▶ GIVEN INSTRUCTION: Copy the data below without changing anything.

▶ EXERCISE DATA:
+===+
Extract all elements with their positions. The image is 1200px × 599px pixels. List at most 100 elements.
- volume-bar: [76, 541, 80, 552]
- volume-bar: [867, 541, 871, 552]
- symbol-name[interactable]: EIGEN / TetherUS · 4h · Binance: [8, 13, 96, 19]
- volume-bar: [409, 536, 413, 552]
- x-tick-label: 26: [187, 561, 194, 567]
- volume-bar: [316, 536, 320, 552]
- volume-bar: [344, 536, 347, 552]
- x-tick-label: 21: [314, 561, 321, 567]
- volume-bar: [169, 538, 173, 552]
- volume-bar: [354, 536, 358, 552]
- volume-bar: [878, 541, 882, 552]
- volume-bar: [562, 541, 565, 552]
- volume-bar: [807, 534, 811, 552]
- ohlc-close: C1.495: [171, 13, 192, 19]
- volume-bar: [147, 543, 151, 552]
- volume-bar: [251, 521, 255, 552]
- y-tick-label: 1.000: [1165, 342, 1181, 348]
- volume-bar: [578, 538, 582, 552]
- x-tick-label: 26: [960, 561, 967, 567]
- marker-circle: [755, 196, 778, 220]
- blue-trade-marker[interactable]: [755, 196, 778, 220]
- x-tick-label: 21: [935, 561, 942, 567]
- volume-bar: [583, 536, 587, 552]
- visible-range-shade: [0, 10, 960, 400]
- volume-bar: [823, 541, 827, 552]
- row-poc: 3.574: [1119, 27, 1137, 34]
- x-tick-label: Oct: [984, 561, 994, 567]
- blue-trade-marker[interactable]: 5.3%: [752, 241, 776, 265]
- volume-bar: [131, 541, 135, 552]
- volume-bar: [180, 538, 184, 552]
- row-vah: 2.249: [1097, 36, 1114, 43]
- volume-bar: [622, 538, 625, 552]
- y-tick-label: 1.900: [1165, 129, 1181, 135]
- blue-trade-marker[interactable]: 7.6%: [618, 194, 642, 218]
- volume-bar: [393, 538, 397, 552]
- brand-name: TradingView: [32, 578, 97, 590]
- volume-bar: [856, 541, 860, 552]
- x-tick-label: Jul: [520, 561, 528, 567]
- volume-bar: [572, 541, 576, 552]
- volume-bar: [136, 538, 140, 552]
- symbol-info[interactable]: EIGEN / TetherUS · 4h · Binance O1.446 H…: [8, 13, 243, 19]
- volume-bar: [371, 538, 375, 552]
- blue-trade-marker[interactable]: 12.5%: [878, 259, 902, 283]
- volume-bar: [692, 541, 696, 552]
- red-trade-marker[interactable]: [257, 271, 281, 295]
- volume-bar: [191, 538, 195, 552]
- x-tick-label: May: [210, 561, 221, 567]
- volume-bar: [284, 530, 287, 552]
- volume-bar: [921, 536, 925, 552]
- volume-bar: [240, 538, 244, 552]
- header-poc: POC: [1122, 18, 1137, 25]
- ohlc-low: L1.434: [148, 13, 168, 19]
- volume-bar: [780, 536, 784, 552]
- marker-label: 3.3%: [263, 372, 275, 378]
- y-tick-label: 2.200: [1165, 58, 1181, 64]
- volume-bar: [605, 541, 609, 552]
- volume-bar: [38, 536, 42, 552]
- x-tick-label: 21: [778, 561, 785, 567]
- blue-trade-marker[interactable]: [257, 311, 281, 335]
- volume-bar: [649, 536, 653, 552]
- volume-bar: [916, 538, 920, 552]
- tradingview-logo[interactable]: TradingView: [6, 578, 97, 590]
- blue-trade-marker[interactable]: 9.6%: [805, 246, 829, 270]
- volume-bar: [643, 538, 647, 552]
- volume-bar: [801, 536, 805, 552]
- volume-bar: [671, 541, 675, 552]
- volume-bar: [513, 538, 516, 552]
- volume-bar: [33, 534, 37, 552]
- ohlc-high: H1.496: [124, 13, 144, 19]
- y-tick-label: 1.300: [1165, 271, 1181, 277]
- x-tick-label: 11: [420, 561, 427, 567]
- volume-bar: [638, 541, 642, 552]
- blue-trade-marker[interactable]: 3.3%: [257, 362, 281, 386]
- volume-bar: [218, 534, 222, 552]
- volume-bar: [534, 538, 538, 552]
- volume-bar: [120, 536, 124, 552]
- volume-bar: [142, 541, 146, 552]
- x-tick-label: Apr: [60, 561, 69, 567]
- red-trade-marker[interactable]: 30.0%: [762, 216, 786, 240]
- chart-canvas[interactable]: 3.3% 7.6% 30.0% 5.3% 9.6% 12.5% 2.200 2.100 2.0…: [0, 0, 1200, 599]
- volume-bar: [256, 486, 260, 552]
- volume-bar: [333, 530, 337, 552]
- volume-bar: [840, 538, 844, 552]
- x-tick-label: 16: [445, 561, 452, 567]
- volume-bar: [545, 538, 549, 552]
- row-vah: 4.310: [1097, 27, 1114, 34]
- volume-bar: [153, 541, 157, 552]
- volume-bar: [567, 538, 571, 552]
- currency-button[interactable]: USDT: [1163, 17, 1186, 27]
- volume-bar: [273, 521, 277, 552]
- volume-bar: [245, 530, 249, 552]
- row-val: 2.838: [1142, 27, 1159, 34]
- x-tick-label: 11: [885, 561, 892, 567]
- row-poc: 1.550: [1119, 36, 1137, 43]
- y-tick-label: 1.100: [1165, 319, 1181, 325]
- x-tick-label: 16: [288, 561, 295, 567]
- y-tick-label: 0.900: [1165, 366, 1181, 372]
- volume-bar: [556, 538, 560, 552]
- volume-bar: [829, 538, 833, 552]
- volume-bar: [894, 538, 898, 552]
+===+
▶ ANSWER TO THE PROBLEM:
Extract all elements with their positions. The image is 1200px × 599px pixels. List at most 100 elements.
- volume-bar: [76, 541, 80, 552]
- volume-bar: [867, 541, 871, 552]
- symbol-name[interactable]: EIGEN / TetherUS · 4h · Binance: [8, 13, 96, 19]
- volume-bar: [409, 536, 413, 552]
- x-tick-label: 26: [187, 561, 194, 567]
- volume-bar: [316, 536, 320, 552]
- volume-bar: [344, 536, 347, 552]
- x-tick-label: 21: [314, 561, 321, 567]
- volume-bar: [169, 538, 173, 552]
- volume-bar: [354, 536, 358, 552]
- volume-bar: [878, 541, 882, 552]
- volume-bar: [562, 541, 565, 552]
- volume-bar: [807, 534, 811, 552]
- ohlc-close: C1.495: [171, 13, 192, 19]
- volume-bar: [147, 543, 151, 552]
- volume-bar: [251, 521, 255, 552]
- y-tick-label: 1.000: [1165, 342, 1181, 348]
- volume-bar: [578, 538, 582, 552]
- x-tick-label: 26: [960, 561, 967, 567]
- marker-circle: [755, 196, 778, 220]
- blue-trade-marker[interactable]: [755, 196, 778, 220]
- x-tick-label: 21: [935, 561, 942, 567]
- volume-bar: [583, 536, 587, 552]
- visible-range-shade: [0, 10, 960, 400]
- volume-bar: [823, 541, 827, 552]
- row-poc: 3.574: [1119, 27, 1137, 34]
- x-tick-label: Oct: [984, 561, 994, 567]
- blue-trade-marker[interactable]: 5.3%: [752, 241, 776, 265]
- volume-bar: [131, 541, 135, 552]
- volume-bar: [180, 538, 184, 552]
- row-vah: 2.249: [1097, 36, 1114, 43]
- volume-bar: [622, 538, 625, 552]
- y-tick-label: 1.900: [1165, 129, 1181, 135]
- blue-trade-marker[interactable]: 7.6%: [618, 194, 642, 218]
- volume-bar: [393, 538, 397, 552]
- brand-name: TradingView: [32, 578, 97, 590]
- volume-bar: [856, 541, 860, 552]
- x-tick-label: Jul: [520, 561, 528, 567]
- volume-bar: [572, 541, 576, 552]
- volume-bar: [136, 538, 140, 552]
- symbol-info[interactable]: EIGEN / TetherUS · 4h · Binance O1.446 H…: [8, 13, 243, 19]
- volume-bar: [371, 538, 375, 552]
- blue-trade-marker[interactable]: 12.5%: [878, 259, 902, 283]
- volume-bar: [692, 541, 696, 552]
- red-trade-marker[interactable]: [257, 271, 281, 295]
- volume-bar: [191, 538, 195, 552]
- x-tick-label: May: [210, 561, 221, 567]
- volume-bar: [284, 530, 287, 552]
- volume-bar: [921, 536, 925, 552]
- volume-bar: [240, 538, 244, 552]
- header-poc: POC: [1122, 18, 1137, 25]
- ohlc-low: L1.434: [148, 13, 168, 19]
- volume-bar: [780, 536, 784, 552]
- marker-label: 3.3%: [263, 372, 275, 378]
- y-tick-label: 2.200: [1165, 58, 1181, 64]
- volume-bar: [605, 541, 609, 552]
- volume-bar: [38, 536, 42, 552]
- x-tick-label: 21: [778, 561, 785, 567]
- blue-trade-marker[interactable]: [257, 311, 281, 335]
- volume-bar: [649, 536, 653, 552]
- volume-bar: [916, 538, 920, 552]
- tradingview-logo[interactable]: TradingView: [6, 578, 97, 590]
- blue-trade-marker[interactable]: 9.6%: [805, 246, 829, 270]
- volume-bar: [643, 538, 647, 552]
- volume-bar: [801, 536, 805, 552]
- volume-bar: [671, 541, 675, 552]
- volume-bar: [513, 538, 516, 552]
- volume-bar: [33, 534, 37, 552]
- ohlc-high: H1.496: [124, 13, 144, 19]
- y-tick-label: 1.300: [1165, 271, 1181, 277]
- x-tick-label: 11: [420, 561, 427, 567]
- volume-bar: [638, 541, 642, 552]
- blue-trade-marker[interactable]: 3.3%: [257, 362, 281, 386]
- volume-bar: [218, 534, 222, 552]
- volume-bar: [534, 538, 538, 552]
- volume-bar: [120, 536, 124, 552]
- volume-bar: [142, 541, 146, 552]
- x-tick-label: Apr: [60, 561, 69, 567]
- red-trade-marker[interactable]: 30.0%: [762, 216, 786, 240]
- chart-canvas[interactable]: 3.3% 7.6% 30.0% 5.3% 9.6% 12.5% 2.200 2.100 2.0…: [0, 0, 1200, 599]
- volume-bar: [256, 486, 260, 552]
- volume-bar: [333, 530, 337, 552]
- volume-bar: [840, 538, 844, 552]
- x-tick-label: 16: [445, 561, 452, 567]
- volume-bar: [545, 538, 549, 552]
- row-vah: 4.310: [1097, 27, 1114, 34]
- volume-bar: [153, 541, 157, 552]
- volume-bar: [567, 538, 571, 552]
- currency-button[interactable]: USDT: [1163, 17, 1186, 27]
- volume-bar: [273, 521, 277, 552]
- volume-bar: [245, 530, 249, 552]
- row-val: 2.838: [1142, 27, 1159, 34]
- x-tick-label: 11: [885, 561, 892, 567]
- row-poc: 1.550: [1119, 36, 1137, 43]
- y-tick-label: 1.100: [1165, 319, 1181, 325]
- x-tick-label: 16: [288, 561, 295, 567]
- y-tick-label: 0.900: [1165, 366, 1181, 372]
- volume-bar: [556, 538, 560, 552]
- volume-bar: [829, 538, 833, 552]
- volume-bar: [894, 538, 898, 552]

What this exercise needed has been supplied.